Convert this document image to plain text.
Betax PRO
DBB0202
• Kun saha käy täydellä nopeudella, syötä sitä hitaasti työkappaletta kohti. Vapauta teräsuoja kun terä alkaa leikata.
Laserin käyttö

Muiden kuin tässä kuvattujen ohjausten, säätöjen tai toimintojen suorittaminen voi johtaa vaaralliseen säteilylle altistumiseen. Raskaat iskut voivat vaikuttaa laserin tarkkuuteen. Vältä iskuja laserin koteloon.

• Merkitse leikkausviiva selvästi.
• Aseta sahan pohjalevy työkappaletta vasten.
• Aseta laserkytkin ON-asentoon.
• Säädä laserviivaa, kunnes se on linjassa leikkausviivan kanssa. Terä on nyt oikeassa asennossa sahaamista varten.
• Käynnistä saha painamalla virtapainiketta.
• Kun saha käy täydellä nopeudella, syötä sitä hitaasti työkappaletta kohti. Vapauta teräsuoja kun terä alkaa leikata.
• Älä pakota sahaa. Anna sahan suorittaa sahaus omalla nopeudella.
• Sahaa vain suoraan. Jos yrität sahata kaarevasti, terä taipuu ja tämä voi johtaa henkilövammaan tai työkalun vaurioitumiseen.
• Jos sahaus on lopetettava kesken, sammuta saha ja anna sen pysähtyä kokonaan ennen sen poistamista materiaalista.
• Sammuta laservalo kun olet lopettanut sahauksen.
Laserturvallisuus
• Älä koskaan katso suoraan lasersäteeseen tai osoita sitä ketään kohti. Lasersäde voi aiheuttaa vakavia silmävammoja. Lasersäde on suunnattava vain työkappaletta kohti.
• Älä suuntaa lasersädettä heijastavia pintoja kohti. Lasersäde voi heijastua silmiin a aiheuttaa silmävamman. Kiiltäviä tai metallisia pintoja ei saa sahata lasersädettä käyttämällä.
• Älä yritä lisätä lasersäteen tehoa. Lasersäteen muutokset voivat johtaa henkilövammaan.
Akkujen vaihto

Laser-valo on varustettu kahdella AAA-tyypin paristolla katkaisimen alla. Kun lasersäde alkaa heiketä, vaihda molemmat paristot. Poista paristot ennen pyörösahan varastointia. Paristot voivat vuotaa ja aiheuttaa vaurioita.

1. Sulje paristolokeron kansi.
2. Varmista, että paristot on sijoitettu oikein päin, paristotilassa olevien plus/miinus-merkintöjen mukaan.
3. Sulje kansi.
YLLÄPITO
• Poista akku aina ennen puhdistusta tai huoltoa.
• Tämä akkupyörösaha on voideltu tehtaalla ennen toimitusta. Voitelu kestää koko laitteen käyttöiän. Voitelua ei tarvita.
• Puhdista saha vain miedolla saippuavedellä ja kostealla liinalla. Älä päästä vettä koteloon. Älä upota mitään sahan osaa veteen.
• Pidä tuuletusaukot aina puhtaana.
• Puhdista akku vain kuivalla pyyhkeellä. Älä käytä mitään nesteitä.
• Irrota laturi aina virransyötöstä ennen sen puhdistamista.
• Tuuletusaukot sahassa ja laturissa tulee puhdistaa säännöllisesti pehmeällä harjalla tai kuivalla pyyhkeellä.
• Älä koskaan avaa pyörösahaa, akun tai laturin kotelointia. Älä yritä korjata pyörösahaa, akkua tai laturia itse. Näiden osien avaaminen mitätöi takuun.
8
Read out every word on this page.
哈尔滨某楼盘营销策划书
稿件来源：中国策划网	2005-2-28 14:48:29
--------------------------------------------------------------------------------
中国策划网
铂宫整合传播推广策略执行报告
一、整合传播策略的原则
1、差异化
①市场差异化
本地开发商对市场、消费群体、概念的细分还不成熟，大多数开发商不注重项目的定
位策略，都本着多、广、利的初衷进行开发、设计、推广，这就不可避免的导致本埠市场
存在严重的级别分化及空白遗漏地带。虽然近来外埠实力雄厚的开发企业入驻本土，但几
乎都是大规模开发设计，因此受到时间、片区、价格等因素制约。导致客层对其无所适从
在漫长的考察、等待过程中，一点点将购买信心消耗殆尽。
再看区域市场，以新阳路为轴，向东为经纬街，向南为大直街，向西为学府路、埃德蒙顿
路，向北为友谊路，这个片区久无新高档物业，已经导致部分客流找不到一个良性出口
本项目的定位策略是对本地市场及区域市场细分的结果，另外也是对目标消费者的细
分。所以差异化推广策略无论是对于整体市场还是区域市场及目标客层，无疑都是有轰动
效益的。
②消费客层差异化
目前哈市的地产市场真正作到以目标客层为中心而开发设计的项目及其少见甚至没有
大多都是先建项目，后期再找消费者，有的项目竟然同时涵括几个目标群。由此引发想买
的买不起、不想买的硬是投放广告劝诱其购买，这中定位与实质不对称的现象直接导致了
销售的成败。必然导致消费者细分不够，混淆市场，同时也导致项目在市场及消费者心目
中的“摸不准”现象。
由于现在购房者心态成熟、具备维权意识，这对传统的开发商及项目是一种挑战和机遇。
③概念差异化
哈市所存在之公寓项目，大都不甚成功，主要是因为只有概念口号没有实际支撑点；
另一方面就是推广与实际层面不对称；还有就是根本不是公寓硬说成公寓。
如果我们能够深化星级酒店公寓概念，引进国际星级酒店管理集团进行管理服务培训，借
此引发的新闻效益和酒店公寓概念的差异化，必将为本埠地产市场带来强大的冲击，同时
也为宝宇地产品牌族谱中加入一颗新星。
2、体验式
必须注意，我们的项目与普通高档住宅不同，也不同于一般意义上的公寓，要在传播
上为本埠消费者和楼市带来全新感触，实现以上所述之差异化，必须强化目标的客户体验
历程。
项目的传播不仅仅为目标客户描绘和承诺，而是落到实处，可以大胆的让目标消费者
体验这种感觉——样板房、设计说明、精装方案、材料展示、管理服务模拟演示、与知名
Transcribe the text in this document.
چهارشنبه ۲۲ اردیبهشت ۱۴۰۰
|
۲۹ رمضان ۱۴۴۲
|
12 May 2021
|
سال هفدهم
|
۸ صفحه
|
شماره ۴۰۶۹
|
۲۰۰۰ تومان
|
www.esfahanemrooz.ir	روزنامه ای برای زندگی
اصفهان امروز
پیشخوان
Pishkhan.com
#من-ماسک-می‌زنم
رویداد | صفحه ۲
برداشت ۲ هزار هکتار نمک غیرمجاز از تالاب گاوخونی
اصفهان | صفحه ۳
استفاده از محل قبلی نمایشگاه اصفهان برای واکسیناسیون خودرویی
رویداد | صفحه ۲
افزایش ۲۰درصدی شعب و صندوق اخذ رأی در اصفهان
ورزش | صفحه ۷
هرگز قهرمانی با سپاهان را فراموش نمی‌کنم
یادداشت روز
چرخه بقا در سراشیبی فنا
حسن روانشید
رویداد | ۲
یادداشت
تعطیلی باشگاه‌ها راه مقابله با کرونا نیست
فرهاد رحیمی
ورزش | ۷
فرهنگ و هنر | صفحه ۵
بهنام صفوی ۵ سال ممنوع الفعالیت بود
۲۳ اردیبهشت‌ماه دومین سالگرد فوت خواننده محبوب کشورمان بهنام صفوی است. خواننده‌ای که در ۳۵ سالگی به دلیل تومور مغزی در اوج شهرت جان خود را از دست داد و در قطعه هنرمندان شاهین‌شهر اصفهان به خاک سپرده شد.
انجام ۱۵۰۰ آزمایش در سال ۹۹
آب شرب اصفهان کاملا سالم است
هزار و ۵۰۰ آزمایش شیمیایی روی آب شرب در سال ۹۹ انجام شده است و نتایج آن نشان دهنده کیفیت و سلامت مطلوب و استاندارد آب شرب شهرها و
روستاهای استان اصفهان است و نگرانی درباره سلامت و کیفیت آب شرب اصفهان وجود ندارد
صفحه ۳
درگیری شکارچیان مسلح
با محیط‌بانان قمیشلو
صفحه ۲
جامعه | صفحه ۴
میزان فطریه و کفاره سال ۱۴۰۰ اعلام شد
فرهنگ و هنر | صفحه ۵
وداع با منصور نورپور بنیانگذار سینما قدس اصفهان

▶ **Short problem**
Find and copy each line above that includes the string "kansi".

▶ **Result below**
1. Sulje paristolokeron kansi.
3. Sulje kansi.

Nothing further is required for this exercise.